-- BEGIN RECORD LIST --

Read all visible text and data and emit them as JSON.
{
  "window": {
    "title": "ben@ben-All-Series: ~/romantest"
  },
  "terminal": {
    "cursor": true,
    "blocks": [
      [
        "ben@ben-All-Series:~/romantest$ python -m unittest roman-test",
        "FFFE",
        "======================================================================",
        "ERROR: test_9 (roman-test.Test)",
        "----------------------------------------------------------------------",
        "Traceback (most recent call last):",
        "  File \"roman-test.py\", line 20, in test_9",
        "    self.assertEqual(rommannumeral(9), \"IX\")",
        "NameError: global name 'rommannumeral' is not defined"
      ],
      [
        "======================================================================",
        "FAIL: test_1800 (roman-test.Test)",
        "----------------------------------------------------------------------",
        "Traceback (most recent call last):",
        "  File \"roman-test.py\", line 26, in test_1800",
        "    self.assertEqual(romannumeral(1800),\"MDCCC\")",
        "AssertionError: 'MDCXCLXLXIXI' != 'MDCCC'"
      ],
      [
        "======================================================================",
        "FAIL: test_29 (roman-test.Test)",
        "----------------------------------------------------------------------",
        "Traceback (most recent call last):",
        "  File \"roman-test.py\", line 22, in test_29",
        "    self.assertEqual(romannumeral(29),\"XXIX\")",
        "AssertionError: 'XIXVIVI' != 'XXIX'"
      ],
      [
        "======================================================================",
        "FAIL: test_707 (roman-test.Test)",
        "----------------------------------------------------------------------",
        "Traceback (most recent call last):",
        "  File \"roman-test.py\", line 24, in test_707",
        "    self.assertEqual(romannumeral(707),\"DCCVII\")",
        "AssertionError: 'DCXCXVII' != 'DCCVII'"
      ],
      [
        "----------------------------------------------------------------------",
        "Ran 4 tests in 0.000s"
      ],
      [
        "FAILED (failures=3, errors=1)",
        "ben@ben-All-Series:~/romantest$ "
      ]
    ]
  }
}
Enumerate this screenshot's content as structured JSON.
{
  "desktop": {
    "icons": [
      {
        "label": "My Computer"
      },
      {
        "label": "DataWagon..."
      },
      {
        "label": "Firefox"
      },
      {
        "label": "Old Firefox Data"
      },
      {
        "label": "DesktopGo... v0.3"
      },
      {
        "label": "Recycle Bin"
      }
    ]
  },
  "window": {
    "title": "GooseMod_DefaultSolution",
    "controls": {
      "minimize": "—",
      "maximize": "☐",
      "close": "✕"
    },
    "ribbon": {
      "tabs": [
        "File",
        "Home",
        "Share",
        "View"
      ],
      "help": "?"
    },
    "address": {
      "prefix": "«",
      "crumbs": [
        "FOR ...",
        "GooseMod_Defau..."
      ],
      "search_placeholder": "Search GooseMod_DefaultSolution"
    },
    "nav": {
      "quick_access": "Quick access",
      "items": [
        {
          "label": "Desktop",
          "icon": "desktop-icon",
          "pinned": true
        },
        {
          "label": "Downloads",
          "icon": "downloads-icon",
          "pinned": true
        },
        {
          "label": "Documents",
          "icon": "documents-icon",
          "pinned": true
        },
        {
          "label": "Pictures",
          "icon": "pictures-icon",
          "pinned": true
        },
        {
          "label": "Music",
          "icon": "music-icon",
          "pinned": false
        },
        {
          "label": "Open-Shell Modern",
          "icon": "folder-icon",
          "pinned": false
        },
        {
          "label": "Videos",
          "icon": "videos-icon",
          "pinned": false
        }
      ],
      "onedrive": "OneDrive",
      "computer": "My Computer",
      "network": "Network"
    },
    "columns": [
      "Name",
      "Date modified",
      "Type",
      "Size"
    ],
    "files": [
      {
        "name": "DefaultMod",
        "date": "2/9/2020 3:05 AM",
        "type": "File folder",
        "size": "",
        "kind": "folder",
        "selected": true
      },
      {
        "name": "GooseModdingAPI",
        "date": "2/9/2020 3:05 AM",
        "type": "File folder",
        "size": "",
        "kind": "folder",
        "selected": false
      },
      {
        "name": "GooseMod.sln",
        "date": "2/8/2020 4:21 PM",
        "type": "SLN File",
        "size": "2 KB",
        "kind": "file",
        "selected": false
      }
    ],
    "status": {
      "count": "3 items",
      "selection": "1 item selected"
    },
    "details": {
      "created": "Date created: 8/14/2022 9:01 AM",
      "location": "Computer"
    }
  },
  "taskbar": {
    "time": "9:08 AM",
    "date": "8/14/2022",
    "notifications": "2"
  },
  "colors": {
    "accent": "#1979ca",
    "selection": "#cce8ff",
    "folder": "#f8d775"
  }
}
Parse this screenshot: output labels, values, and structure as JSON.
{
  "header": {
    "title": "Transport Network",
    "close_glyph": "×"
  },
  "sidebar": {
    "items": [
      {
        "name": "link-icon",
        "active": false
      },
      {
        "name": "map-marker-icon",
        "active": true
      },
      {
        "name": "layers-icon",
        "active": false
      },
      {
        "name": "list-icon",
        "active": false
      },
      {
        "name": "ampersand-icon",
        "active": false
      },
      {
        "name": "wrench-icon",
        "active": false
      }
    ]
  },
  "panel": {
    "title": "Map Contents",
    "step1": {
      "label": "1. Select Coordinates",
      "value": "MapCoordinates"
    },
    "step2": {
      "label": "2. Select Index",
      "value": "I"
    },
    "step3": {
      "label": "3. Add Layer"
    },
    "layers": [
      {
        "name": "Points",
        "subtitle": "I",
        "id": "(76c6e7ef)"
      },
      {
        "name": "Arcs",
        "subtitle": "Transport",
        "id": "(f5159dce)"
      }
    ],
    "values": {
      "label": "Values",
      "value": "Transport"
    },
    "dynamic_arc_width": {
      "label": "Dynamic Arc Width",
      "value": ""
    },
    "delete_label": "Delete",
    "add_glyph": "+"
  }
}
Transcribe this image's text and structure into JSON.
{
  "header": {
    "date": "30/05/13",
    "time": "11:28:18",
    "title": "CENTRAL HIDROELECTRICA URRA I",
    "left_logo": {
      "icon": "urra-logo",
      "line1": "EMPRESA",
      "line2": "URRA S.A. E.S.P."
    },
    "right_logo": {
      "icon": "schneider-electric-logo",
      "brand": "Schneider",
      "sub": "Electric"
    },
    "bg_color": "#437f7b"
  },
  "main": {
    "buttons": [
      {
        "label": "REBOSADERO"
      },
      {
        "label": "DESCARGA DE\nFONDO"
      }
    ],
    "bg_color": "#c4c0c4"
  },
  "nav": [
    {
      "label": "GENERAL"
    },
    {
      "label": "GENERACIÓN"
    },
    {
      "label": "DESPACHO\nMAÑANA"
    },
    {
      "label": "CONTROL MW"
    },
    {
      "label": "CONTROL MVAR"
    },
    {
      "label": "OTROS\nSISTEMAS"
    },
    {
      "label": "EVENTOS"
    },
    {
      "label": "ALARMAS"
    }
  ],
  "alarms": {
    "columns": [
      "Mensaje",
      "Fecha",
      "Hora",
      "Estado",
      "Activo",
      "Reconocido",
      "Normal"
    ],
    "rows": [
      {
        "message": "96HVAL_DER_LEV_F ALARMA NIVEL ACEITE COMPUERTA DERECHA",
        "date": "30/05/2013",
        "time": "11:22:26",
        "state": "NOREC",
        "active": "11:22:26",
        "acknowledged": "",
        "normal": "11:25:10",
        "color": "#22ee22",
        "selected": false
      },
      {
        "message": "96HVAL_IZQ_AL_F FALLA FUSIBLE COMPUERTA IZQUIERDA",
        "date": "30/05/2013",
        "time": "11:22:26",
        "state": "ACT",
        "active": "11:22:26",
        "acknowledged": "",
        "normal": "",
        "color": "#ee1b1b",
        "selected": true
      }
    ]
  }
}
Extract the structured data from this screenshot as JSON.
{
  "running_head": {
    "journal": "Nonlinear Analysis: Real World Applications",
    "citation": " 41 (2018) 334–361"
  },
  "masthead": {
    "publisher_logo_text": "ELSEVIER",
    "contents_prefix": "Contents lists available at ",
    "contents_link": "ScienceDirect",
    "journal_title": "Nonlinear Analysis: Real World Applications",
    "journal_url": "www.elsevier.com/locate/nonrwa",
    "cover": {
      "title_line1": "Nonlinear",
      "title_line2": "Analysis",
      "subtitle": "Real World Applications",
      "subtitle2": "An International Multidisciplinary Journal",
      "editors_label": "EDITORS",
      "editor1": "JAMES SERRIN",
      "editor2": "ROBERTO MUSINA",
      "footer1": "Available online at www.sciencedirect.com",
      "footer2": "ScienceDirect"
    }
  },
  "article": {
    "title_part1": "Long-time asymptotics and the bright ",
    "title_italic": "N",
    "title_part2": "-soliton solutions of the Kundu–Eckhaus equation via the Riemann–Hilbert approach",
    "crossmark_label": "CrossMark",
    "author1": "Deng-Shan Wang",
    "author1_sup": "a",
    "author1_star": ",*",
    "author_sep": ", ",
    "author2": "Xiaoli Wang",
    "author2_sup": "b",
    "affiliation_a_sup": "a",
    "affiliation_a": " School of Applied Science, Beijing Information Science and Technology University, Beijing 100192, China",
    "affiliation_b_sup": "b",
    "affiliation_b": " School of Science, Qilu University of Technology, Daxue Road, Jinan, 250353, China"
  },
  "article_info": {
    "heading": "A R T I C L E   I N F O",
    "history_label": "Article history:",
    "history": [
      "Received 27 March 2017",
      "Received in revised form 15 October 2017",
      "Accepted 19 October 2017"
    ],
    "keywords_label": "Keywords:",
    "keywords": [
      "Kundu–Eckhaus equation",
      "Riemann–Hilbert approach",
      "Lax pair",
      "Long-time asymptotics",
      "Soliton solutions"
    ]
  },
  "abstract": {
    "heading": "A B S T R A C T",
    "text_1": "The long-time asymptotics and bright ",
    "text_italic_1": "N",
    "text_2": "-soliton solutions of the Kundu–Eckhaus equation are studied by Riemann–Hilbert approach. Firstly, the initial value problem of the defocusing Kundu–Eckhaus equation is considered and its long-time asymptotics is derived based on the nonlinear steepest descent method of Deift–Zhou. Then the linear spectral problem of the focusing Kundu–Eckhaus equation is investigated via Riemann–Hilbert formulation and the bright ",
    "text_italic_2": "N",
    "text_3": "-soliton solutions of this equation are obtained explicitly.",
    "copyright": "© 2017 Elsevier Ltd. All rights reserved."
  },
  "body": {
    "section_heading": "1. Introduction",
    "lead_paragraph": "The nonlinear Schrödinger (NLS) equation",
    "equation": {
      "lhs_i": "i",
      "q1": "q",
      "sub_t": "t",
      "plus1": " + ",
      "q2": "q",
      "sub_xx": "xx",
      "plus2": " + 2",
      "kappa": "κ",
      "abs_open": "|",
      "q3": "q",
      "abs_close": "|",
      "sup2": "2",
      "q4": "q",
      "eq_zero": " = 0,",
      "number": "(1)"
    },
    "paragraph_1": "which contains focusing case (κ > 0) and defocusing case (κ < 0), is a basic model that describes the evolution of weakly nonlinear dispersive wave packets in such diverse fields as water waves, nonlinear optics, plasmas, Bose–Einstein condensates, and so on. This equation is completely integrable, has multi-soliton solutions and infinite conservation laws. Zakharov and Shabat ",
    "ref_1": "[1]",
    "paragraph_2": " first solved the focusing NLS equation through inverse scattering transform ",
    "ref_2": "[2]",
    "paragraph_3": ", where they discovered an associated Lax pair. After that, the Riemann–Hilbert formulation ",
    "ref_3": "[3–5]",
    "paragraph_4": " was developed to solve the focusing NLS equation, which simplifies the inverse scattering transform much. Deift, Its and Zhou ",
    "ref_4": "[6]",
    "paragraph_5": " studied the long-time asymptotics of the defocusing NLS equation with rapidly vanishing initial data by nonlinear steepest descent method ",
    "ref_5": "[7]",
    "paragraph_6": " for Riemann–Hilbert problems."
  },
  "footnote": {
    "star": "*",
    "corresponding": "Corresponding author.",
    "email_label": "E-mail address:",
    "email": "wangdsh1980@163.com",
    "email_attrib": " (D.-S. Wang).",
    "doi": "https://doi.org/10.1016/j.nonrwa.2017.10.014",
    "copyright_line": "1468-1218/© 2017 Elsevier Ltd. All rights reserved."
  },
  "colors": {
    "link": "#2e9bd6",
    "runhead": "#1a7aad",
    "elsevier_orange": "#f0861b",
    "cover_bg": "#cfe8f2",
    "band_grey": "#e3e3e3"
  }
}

-- END RECORD LIST --

> _SHORT TASK_
Find the word "COMPUERTA" in the entries, and copy every line it shows up in.

> _PROBLEM SOLUTION_
        "message": "96HVAL_DER_LEV_F ALARMA NIVEL ACEITE COMPUERTA DERECHA",
        "message": "96HVAL_IZQ_AL_F FALLA FUSIBLE COMPUERTA IZQUIERDA",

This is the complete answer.